[[ THE DATA open ]]

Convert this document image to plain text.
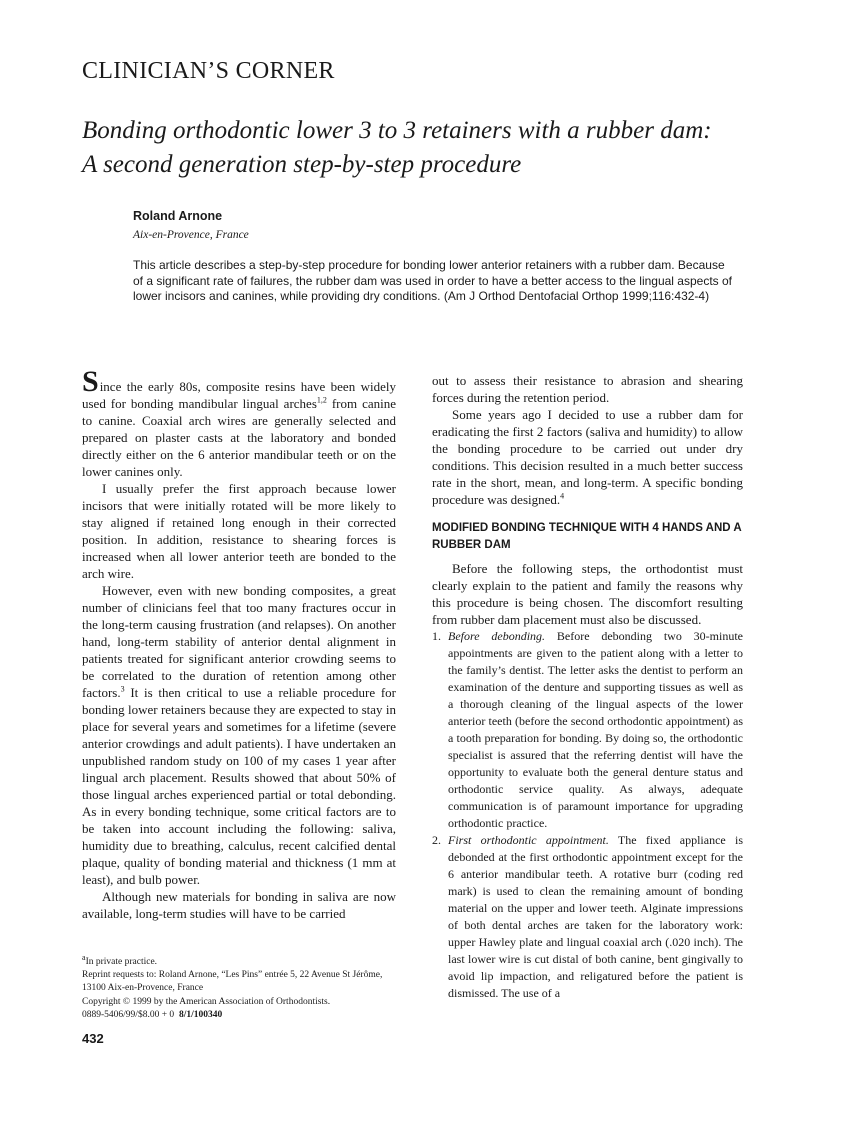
CLINICIAN’S CORNER
Bonding orthodontic lower 3 to 3 retainers with a rubber dam:
A second generation step-by-step procedure
Roland Arnone
Aix-en-Provence, France
This article describes a step-by-step procedure for bonding lower anterior retainers with a rubber dam. Because of a significant rate of failures, the rubber dam was used in order to have a better access to the lingual aspects of lower incisors and canines, while providing dry conditions. (Am J Orthod Dentofacial Orthop 1999;116:432-4)

Since the early 80s, composite resins have been widely used for bonding mandibular lingual arches$^{1,2}$ from canine to canine. Coaxial arch wires are generally selected and prepared on plaster casts at the laboratory and bonded directly either on the 6 anterior mandibular teeth or on the lower canines only.

I usually prefer the first approach because lower incisors that were initially rotated will be more likely to stay aligned if retained long enough in their corrected position. In addition, resistance to shearing forces is increased when all lower anterior teeth are bonded to the arch wire.

However, even with new bonding composites, a great number of clinicians feel that too many fractures occur in the long-term causing frustration (and relapses). On another hand, long-term stability of anterior dental alignment in patients treated for significant anterior crowding seems to be correlated to the duration of retention among other factors.$^3$ It is then critical to use a reliable procedure for bonding lower retainers because they are expected to stay in place for several years and sometimes for a lifetime (severe anterior crowdings and adult patients). I have undertaken an unpublished random study on 100 of my cases 1 year after lingual arch placement. Results showed that about 50% of those lingual arches experienced partial or total debonding. As in every bonding technique, some critical factors are to be taken into account including the following: saliva, humidity due to breathing, calculus, recent calcified dental plaque, quality of bonding material and thickness (1 mm at least), and bulb power.

Although new materials for bonding in saliva are now available, long-term studies will have to be carried

out to assess their resistance to abrasion and shearing forces during the retention period.

Some years ago I decided to use a rubber dam for eradicating the first 2 factors (saliva and humidity) to allow the bonding procedure to be carried out under dry conditions. This decision resulted in a much better success rate in the short, mean, and long-term. A specific bonding procedure was designed.$^4$

MODIFIED BONDING TECHNIQUE WITH 4 HANDS AND A RUBBER DAM

Before the following steps, the orthodontist must clearly explain to the patient and family the reasons why this procedure is being chosen. The discomfort resulting from rubber dam placement must also be discussed.

1. Before debonding. Before debonding two 30-minute appointments are given to the patient along with a letter to the family’s dentist. The letter asks the dentist to perform an examination of the denture and supporting tissues as well as a thorough cleaning of the lingual aspects of the lower anterior teeth (before the second orthodontic appointment) as a tooth preparation for bonding. By doing so, the orthodontic specialist is assured that the referring dentist will have the opportunity to evaluate both the general denture status and orthodontic service quality. As always, adequate communication is of paramount importance for upgrading orthodontic practice.
2. First orthodontic appointment. The fixed appliance is debonded at the first orthodontic appointment except for the 6 anterior mandibular teeth. A rotative burr (coding red mark) is used to clean the remaining amount of bonding material on the upper and lower teeth. Alginate impressions of both dental arches are taken for the laboratory work: upper Hawley plate and lingual coaxial arch (.020 inch). The last lower wire is cut distal of both canine, bent gingivally to avoid lip impaction, and religatured before the patient is dismissed. The use of a
$^a$In private practice.
Reprint requests to: Roland Arnone, “Les Pins” entrée 5, 22 Avenue St Jérôme,
13100 Aix-en-Provence, France
Copyright © 1999 by the American Association of Orthodontists.
0889-5406/99/$8.00 + 0 8/1/100340
432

[[ THE DATA closed ]]

__DIRECTIONS__
Exact copy, no pictures: reproduce every record as it stands.

__ANSWER TO THIS TASK__
Convert this document image to plain text.
CLINICIAN’S CORNER
Bonding orthodontic lower 3 to 3 retainers with a rubber dam:
A second generation step-by-step procedure
Roland Arnone
Aix-en-Provence, France
This article describes a step-by-step procedure for bonding lower anterior retainers with a rubber dam. Because of a significant rate of failures, the rubber dam was used in order to have a better access to the lingual aspects of lower incisors and canines, while providing dry conditions. (Am J Orthod Dentofacial Orthop 1999;116:432-4)

Since the early 80s, composite resins have been widely used for bonding mandibular lingual arches$^{1,2}$ from canine to canine. Coaxial arch wires are generally selected and prepared on plaster casts at the laboratory and bonded directly either on the 6 anterior mandibular teeth or on the lower canines only.

I usually prefer the first approach because lower incisors that were initially rotated will be more likely to stay aligned if retained long enough in their corrected position. In addition, resistance to shearing forces is increased when all lower anterior teeth are bonded to the arch wire.

However, even with new bonding composites, a great number of clinicians feel that too many fractures occur in the long-term causing frustration (and relapses). On another hand, long-term stability of anterior dental alignment in patients treated for significant anterior crowding seems to be correlated to the duration of retention among other factors.$^3$ It is then critical to use a reliable procedure for bonding lower retainers because they are expected to stay in place for several years and sometimes for a lifetime (severe anterior crowdings and adult patients). I have undertaken an unpublished random study on 100 of my cases 1 year after lingual arch placement. Results showed that about 50% of those lingual arches experienced partial or total debonding. As in every bonding technique, some critical factors are to be taken into account including the following: saliva, humidity due to breathing, calculus, recent calcified dental plaque, quality of bonding material and thickness (1 mm at least), and bulb power.

Although new materials for bonding in saliva are now available, long-term studies will have to be carried

out to assess their resistance to abrasion and shearing forces during the retention period.

Some years ago I decided to use a rubber dam for eradicating the first 2 factors (saliva and humidity) to allow the bonding procedure to be carried out under dry conditions. This decision resulted in a much better success rate in the short, mean, and long-term. A specific bonding procedure was designed.$^4$

MODIFIED BONDING TECHNIQUE WITH 4 HANDS AND A RUBBER DAM

Before the following steps, the orthodontist must clearly explain to the patient and family the reasons why this procedure is being chosen. The discomfort resulting from rubber dam placement must also be discussed.

1. Before debonding. Before debonding two 30-minute appointments are given to the patient along with a letter to the family’s dentist. The letter asks the dentist to perform an examination of the denture and supporting tissues as well as a thorough cleaning of the lingual aspects of the lower anterior teeth (before the second orthodontic appointment) as a tooth preparation for bonding. By doing so, the orthodontic specialist is assured that the referring dentist will have the opportunity to evaluate both the general denture status and orthodontic service quality. As always, adequate communication is of paramount importance for upgrading orthodontic practice.
2. First orthodontic appointment. The fixed appliance is debonded at the first orthodontic appointment except for the 6 anterior mandibular teeth. A rotative burr (coding red mark) is used to clean the remaining amount of bonding material on the upper and lower teeth. Alginate impressions of both dental arches are taken for the laboratory work: upper Hawley plate and lingual coaxial arch (.020 inch). The last lower wire is cut distal of both canine, bent gingivally to avoid lip impaction, and religatured before the patient is dismissed. The use of a
$^a$In private practice.
Reprint requests to: Roland Arnone, “Les Pins” entrée 5, 22 Avenue St Jérôme,
13100 Aix-en-Provence, France
Copyright © 1999 by the American Association of Orthodontists.
0889-5406/99/$8.00 + 0 8/1/100340
432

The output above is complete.